▶ [Goal]: Could you write out every record below exactly, leaving out any pictures?
--- begin Dataset entries ---
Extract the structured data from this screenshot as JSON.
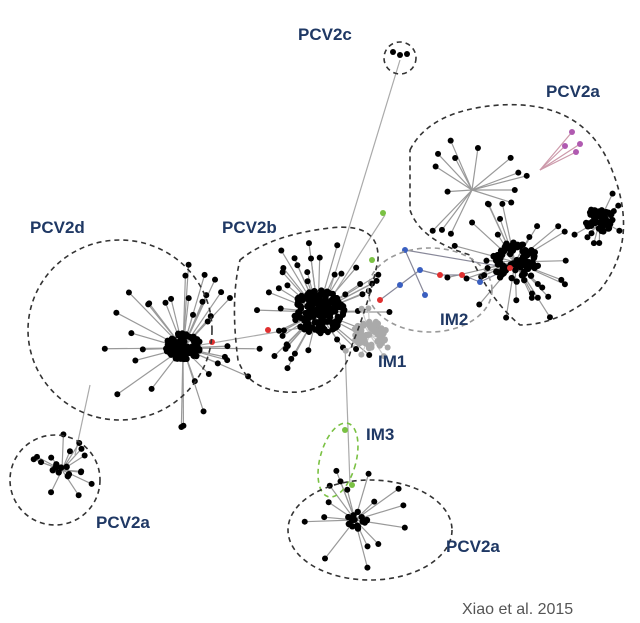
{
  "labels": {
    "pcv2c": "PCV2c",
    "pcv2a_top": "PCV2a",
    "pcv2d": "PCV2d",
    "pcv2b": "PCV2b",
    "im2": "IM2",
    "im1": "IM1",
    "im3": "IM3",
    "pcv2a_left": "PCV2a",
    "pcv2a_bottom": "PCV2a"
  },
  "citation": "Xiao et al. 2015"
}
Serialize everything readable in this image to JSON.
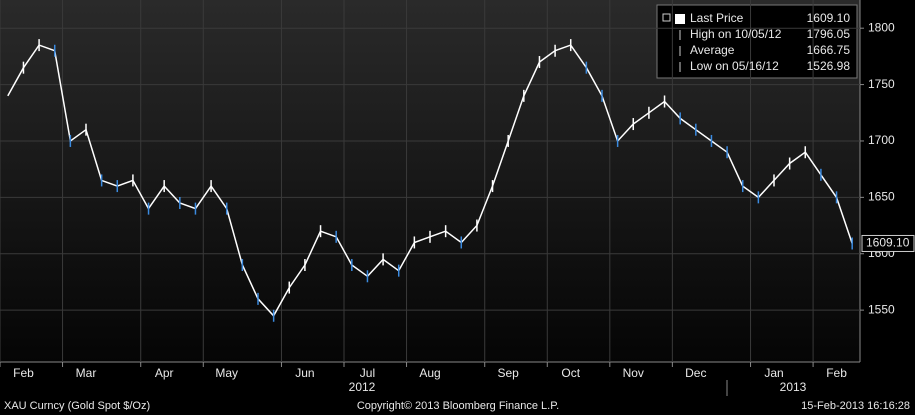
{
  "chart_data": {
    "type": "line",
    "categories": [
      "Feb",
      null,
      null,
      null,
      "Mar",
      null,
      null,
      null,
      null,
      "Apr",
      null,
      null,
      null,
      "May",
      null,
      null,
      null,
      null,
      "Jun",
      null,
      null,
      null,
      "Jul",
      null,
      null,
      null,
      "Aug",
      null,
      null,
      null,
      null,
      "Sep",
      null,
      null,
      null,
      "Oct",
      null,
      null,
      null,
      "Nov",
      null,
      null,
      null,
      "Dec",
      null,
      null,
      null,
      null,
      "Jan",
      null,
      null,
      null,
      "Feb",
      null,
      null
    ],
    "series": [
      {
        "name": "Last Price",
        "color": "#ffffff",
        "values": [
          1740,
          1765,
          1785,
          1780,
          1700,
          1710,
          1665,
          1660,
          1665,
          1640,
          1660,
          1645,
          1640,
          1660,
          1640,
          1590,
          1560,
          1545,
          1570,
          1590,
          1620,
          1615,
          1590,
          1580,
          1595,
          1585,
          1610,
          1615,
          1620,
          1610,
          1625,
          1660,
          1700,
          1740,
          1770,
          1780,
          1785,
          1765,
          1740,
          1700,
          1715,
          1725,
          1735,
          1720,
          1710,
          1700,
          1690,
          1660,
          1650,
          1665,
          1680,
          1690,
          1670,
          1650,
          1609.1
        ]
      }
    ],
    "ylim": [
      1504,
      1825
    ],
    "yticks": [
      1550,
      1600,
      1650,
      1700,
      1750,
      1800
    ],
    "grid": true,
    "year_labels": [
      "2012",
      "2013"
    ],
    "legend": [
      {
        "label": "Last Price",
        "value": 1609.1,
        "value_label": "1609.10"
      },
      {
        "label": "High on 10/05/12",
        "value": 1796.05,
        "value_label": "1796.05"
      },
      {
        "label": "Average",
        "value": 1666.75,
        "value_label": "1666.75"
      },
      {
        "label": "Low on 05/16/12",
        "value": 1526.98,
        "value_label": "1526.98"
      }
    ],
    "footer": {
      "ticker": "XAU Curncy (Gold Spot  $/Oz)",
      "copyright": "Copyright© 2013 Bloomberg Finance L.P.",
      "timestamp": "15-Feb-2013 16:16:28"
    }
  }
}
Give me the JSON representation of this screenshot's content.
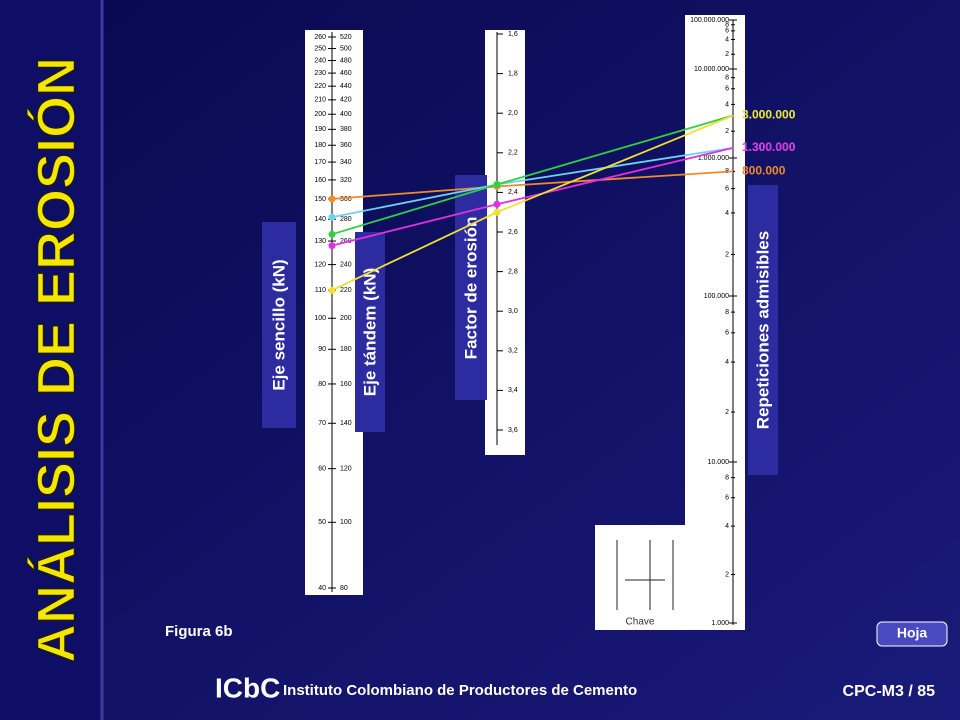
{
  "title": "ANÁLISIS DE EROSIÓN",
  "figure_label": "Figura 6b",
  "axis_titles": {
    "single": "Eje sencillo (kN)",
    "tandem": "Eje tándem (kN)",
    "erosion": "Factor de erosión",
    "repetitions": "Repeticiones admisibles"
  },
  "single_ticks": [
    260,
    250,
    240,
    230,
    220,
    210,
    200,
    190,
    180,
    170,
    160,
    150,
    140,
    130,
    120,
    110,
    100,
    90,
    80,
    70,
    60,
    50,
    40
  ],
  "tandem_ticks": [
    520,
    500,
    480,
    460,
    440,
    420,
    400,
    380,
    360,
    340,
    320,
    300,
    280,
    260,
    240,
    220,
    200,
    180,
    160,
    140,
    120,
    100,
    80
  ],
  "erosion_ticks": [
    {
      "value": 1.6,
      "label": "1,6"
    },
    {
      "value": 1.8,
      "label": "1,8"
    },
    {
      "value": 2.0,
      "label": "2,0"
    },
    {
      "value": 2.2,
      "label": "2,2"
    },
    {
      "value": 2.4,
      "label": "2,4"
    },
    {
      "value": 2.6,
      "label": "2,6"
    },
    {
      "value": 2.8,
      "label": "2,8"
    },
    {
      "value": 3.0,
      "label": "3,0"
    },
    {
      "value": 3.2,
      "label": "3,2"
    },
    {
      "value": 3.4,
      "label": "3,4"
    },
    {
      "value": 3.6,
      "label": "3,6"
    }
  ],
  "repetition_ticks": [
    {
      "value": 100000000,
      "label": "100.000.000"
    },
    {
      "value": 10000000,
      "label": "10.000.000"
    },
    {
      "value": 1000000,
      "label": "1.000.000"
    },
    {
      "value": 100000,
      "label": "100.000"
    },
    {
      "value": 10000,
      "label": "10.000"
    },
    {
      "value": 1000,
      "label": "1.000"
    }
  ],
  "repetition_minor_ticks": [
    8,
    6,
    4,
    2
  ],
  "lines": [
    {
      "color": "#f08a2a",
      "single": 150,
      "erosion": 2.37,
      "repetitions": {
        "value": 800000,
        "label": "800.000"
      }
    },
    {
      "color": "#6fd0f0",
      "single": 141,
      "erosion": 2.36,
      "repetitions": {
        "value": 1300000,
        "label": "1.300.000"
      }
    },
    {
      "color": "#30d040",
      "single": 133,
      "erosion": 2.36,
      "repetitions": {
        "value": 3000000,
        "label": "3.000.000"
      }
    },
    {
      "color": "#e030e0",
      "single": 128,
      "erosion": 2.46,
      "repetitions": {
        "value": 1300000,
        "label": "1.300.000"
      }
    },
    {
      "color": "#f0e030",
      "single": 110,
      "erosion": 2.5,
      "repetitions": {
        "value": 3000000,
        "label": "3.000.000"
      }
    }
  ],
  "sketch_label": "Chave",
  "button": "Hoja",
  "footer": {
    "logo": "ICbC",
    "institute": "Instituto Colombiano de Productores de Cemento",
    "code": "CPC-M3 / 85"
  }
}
--- end Dataset entries ---
▶ [Result]:
Extract the structured data from this screenshot as JSON.
{
  "labels": {
    "pcv2c": "PCV2c",
    "pcv2a_top": "PCV2a",
    "pcv2d": "PCV2d",
    "pcv2b": "PCV2b",
    "im2": "IM2",
    "im1": "IM1",
    "im3": "IM3",
    "pcv2a_left": "PCV2a",
    "pcv2a_bottom": "PCV2a"
  },
  "citation": "Xiao et al. 2015"
}
Serialize everything readable in this image to JSON.
{
  "chart_data": {
    "type": "line",
    "categories": [
      "Feb",
      null,
      null,
      null,
      "Mar",
      null,
      null,
      null,
      null,
      "Apr",
      null,
      null,
      null,
      "May",
      null,
      null,
      null,
      null,
      "Jun",
      null,
      null,
      null,
      "Jul",
      null,
      null,
      null,
      "Aug",
      null,
      null,
      null,
      null,
      "Sep",
      null,
      null,
      null,
      "Oct",
      null,
      null,
      null,
      "Nov",
      null,
      null,
      null,
      "Dec",
      null,
      null,
      null,
      null,
      "Jan",
      null,
      null,
      null,
      "Feb",
      null,
      null
    ],
    "series": [
      {
        "name": "Last Price",
        "color": "#ffffff",
        "values": [
          1740,
          1765,
          1785,
          1780,
          1700,
          1710,
          1665,
          1660,
          1665,
          1640,
          1660,
          1645,
          1640,
          1660,
          1640,
          1590,
          1560,
          1545,
          1570,
          1590,
          1620,
          1615,
          1590,
          1580,
          1595,
          1585,
          1610,
          1615,
          1620,
          1610,
          1625,
          1660,
          1700,
          1740,
          1770,
          1780,
          1785,
          1765,
          1740,
          1700,
          1715,
          1725,
          1735,
          1720,
          1710,
          1700,
          1690,
          1660,
          1650,
          1665,
          1680,
          1690,
          1670,
          1650,
          1609.1
        ]
      }
    ],
    "ylim": [
      1504,
      1825
    ],
    "yticks": [
      1550,
      1600,
      1650,
      1700,
      1750,
      1800
    ],
    "grid": true,
    "year_labels": [
      "2012",
      "2013"
    ],
    "legend": [
      {
        "label": "Last Price",
        "value": 1609.1,
        "value_label": "1609.10"
      },
      {
        "label": "High on 10/05/12",
        "value": 1796.05,
        "value_label": "1796.05"
      },
      {
        "label": "Average",
        "value": 1666.75,
        "value_label": "1666.75"
      },
      {
        "label": "Low on 05/16/12",
        "value": 1526.98,
        "value_label": "1526.98"
      }
    ],
    "footer": {
      "ticker": "XAU Curncy (Gold Spot  $/Oz)",
      "copyright": "Copyright© 2013 Bloomberg Finance L.P.",
      "timestamp": "15-Feb-2013 16:16:28"
    }
  }
}
Give me the JSON representation of this screenshot's content.
{
  "title": "ANÁLISIS DE EROSIÓN",
  "figure_label": "Figura 6b",
  "axis_titles": {
    "single": "Eje sencillo (kN)",
    "tandem": "Eje tándem (kN)",
    "erosion": "Factor de erosión",
    "repetitions": "Repeticiones admisibles"
  },
  "single_ticks": [
    260,
    250,
    240,
    230,
    220,
    210,
    200,
    190,
    180,
    170,
    160,
    150,
    140,
    130,
    120,
    110,
    100,
    90,
    80,
    70,
    60,
    50,
    40
  ],
  "tandem_ticks": [
    520,
    500,
    480,
    460,
    440,
    420,
    400,
    380,
    360,
    340,
    320,
    300,
    280,
    260,
    240,
    220,
    200,
    180,
    160,
    140,
    120,
    100,
    80
  ],
  "erosion_ticks": [
    {
      "value": 1.6,
      "label": "1,6"
    },
    {
      "value": 1.8,
      "label": "1,8"
    },
    {
      "value": 2.0,
      "label": "2,0"
    },
    {
      "value": 2.2,
      "label": "2,2"
    },
    {
      "value": 2.4,
      "label": "2,4"
    },
    {
      "value": 2.6,
      "label": "2,6"
    },
    {
      "value": 2.8,
      "label": "2,8"
    },
    {
      "value": 3.0,
      "label": "3,0"
    },
    {
      "value": 3.2,
      "label": "3,2"
    },
    {
      "value": 3.4,
      "label": "3,4"
    },
    {
      "value": 3.6,
      "label": "3,6"
    }
  ],
  "repetition_ticks": [
    {
      "value": 100000000,
      "label": "100.000.000"
    },
    {
      "value": 10000000,
      "label": "10.000.000"
    },
    {
      "value": 1000000,
      "label": "1.000.000"
    },
    {
      "value": 100000,
      "label": "100.000"
    },
    {
      "value": 10000,
      "label": "10.000"
    },
    {
      "value": 1000,
      "label": "1.000"
    }
  ],
  "repetition_minor_ticks": [
    8,
    6,
    4,
    2
  ],
  "lines": [
    {
      "color": "#f08a2a",
      "single": 150,
      "erosion": 2.37,
      "repetitions": {
        "value": 800000,
        "label": "800.000"
      }
    },
    {
      "color": "#6fd0f0",
      "single": 141,
      "erosion": 2.36,
      "repetitions": {
        "value": 1300000,
        "label": "1.300.000"
      }
    },
    {
      "color": "#30d040",
      "single": 133,
      "erosion": 2.36,
      "repetitions": {
        "value": 3000000,
        "label": "3.000.000"
      }
    },
    {
      "color": "#e030e0",
      "single": 128,
      "erosion": 2.46,
      "repetitions": {
        "value": 1300000,
        "label": "1.300.000"
      }
    },
    {
      "color": "#f0e030",
      "single": 110,
      "erosion": 2.5,
      "repetitions": {
        "value": 3000000,
        "label": "3.000.000"
      }
    }
  ],
  "sketch_label": "Chave",
  "button": "Hoja",
  "footer": {
    "logo": "ICbC",
    "institute": "Instituto Colombiano de Productores de Cemento",
    "code": "CPC-M3 / 85"
  }
}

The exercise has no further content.